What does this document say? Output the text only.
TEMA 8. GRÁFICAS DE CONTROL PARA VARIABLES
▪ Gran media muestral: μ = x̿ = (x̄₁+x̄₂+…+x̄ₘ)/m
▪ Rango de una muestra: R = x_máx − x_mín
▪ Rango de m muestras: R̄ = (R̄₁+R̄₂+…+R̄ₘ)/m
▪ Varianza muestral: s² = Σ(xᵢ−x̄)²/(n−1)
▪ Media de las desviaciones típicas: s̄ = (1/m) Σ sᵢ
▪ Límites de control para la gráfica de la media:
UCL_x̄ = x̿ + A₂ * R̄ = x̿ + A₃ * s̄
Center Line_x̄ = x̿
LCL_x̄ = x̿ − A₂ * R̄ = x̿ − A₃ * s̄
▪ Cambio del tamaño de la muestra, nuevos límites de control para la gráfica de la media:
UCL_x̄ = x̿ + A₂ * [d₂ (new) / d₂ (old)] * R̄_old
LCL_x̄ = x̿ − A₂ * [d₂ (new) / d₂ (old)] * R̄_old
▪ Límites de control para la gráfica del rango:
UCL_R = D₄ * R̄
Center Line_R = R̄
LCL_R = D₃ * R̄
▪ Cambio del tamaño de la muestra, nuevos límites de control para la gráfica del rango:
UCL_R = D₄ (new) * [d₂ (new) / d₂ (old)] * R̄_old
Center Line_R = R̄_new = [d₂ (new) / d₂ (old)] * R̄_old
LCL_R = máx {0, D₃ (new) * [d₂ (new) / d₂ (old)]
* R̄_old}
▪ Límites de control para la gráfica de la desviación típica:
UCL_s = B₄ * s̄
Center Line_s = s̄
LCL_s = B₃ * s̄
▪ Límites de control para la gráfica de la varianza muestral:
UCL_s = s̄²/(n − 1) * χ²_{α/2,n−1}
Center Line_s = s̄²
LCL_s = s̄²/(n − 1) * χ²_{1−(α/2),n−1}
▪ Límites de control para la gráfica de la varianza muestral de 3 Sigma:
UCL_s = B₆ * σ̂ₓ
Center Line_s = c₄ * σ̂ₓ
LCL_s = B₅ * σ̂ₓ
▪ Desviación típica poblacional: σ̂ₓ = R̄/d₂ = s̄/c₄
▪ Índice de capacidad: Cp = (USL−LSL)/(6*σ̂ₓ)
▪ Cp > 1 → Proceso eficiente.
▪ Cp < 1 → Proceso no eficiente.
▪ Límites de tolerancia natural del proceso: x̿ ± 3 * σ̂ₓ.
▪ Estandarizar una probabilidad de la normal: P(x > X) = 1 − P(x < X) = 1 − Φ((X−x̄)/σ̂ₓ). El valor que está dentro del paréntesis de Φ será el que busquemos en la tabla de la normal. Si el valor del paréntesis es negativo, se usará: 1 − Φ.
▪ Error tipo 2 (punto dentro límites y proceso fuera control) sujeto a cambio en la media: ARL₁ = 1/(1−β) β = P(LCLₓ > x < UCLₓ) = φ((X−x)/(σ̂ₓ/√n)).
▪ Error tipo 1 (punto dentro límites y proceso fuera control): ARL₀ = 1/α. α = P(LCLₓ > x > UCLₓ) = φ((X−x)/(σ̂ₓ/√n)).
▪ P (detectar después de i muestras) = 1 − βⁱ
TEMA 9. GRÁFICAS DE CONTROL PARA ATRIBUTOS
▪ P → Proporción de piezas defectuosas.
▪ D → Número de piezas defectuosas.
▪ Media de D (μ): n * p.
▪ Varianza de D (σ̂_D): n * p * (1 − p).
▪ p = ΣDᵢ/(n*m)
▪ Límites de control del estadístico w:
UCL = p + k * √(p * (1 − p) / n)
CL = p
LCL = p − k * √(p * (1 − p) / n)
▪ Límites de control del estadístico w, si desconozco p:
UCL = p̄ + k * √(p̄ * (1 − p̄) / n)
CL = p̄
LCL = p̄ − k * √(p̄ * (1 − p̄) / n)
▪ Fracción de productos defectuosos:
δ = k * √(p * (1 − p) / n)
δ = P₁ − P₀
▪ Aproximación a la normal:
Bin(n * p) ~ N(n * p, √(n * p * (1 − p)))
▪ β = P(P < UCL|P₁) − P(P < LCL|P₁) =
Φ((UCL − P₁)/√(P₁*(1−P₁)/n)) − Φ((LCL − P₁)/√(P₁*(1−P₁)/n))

> [Work to complete]:
Quote the whole listing above, leaving nothing out.

> [Solution for this exercise]:
What does this document say? Output the text only.
TEMA 8. GRÁFICAS DE CONTROL PARA VARIABLES
▪ Gran media muestral: μ = x̿ = (x̄₁+x̄₂+…+x̄ₘ)/m
▪ Rango de una muestra: R = x_máx − x_mín
▪ Rango de m muestras: R̄ = (R̄₁+R̄₂+…+R̄ₘ)/m
▪ Varianza muestral: s² = Σ(xᵢ−x̄)²/(n−1)
▪ Media de las desviaciones típicas: s̄ = (1/m) Σ sᵢ
▪ Límites de control para la gráfica de la media:
UCL_x̄ = x̿ + A₂ * R̄ = x̿ + A₃ * s̄
Center Line_x̄ = x̿
LCL_x̄ = x̿ − A₂ * R̄ = x̿ − A₃ * s̄
▪ Cambio del tamaño de la muestra, nuevos límites de control para la gráfica de la media:
UCL_x̄ = x̿ + A₂ * [d₂ (new) / d₂ (old)] * R̄_old
LCL_x̄ = x̿ − A₂ * [d₂ (new) / d₂ (old)] * R̄_old
▪ Límites de control para la gráfica del rango:
UCL_R = D₄ * R̄
Center Line_R = R̄
LCL_R = D₃ * R̄
▪ Cambio del tamaño de la muestra, nuevos límites de control para la gráfica del rango:
UCL_R = D₄ (new) * [d₂ (new) / d₂ (old)] * R̄_old
Center Line_R = R̄_new = [d₂ (new) / d₂ (old)] * R̄_old
LCL_R = máx {0, D₃ (new) * [d₂ (new) / d₂ (old)]
* R̄_old}
▪ Límites de control para la gráfica de la desviación típica:
UCL_s = B₄ * s̄
Center Line_s = s̄
LCL_s = B₃ * s̄
▪ Límites de control para la gráfica de la varianza muestral:
UCL_s = s̄²/(n − 1) * χ²_{α/2,n−1}
Center Line_s = s̄²
LCL_s = s̄²/(n − 1) * χ²_{1−(α/2),n−1}
▪ Límites de control para la gráfica de la varianza muestral de 3 Sigma:
UCL_s = B₆ * σ̂ₓ
Center Line_s = c₄ * σ̂ₓ
LCL_s = B₅ * σ̂ₓ
▪ Desviación típica poblacional: σ̂ₓ = R̄/d₂ = s̄/c₄
▪ Índice de capacidad: Cp = (USL−LSL)/(6*σ̂ₓ)
▪ Cp > 1 → Proceso eficiente.
▪ Cp < 1 → Proceso no eficiente.
▪ Límites de tolerancia natural del proceso: x̿ ± 3 * σ̂ₓ.
▪ Estandarizar una probabilidad de la normal: P(x > X) = 1 − P(x < X) = 1 − Φ((X−x̄)/σ̂ₓ). El valor que está dentro del paréntesis de Φ será el que busquemos en la tabla de la normal. Si el valor del paréntesis es negativo, se usará: 1 − Φ.
▪ Error tipo 2 (punto dentro límites y proceso fuera control) sujeto a cambio en la media: ARL₁ = 1/(1−β) β = P(LCLₓ > x < UCLₓ) = φ((X−x)/(σ̂ₓ/√n)).
▪ Error tipo 1 (punto dentro límites y proceso fuera control): ARL₀ = 1/α. α = P(LCLₓ > x > UCLₓ) = φ((X−x)/(σ̂ₓ/√n)).
▪ P (detectar después de i muestras) = 1 − βⁱ
TEMA 9. GRÁFICAS DE CONTROL PARA ATRIBUTOS
▪ P → Proporción de piezas defectuosas.
▪ D → Número de piezas defectuosas.
▪ Media de D (μ): n * p.
▪ Varianza de D (σ̂_D): n * p * (1 − p).
▪ p = ΣDᵢ/(n*m)
▪ Límites de control del estadístico w:
UCL = p + k * √(p * (1 − p) / n)
CL = p
LCL = p − k * √(p * (1 − p) / n)
▪ Límites de control del estadístico w, si desconozco p:
UCL = p̄ + k * √(p̄ * (1 − p̄) / n)
CL = p̄
LCL = p̄ − k * √(p̄ * (1 − p̄) / n)
▪ Fracción de productos defectuosos:
δ = k * √(p * (1 − p) / n)
δ = P₁ − P₀
▪ Aproximación a la normal:
Bin(n * p) ~ N(n * p, √(n * p * (1 − p)))
▪ β = P(P < UCL|P₁) − P(P < LCL|P₁) =
Φ((UCL − P₁)/√(P₁*(1−P₁)/n)) − Φ((LCL − P₁)/√(P₁*(1−P₁)/n))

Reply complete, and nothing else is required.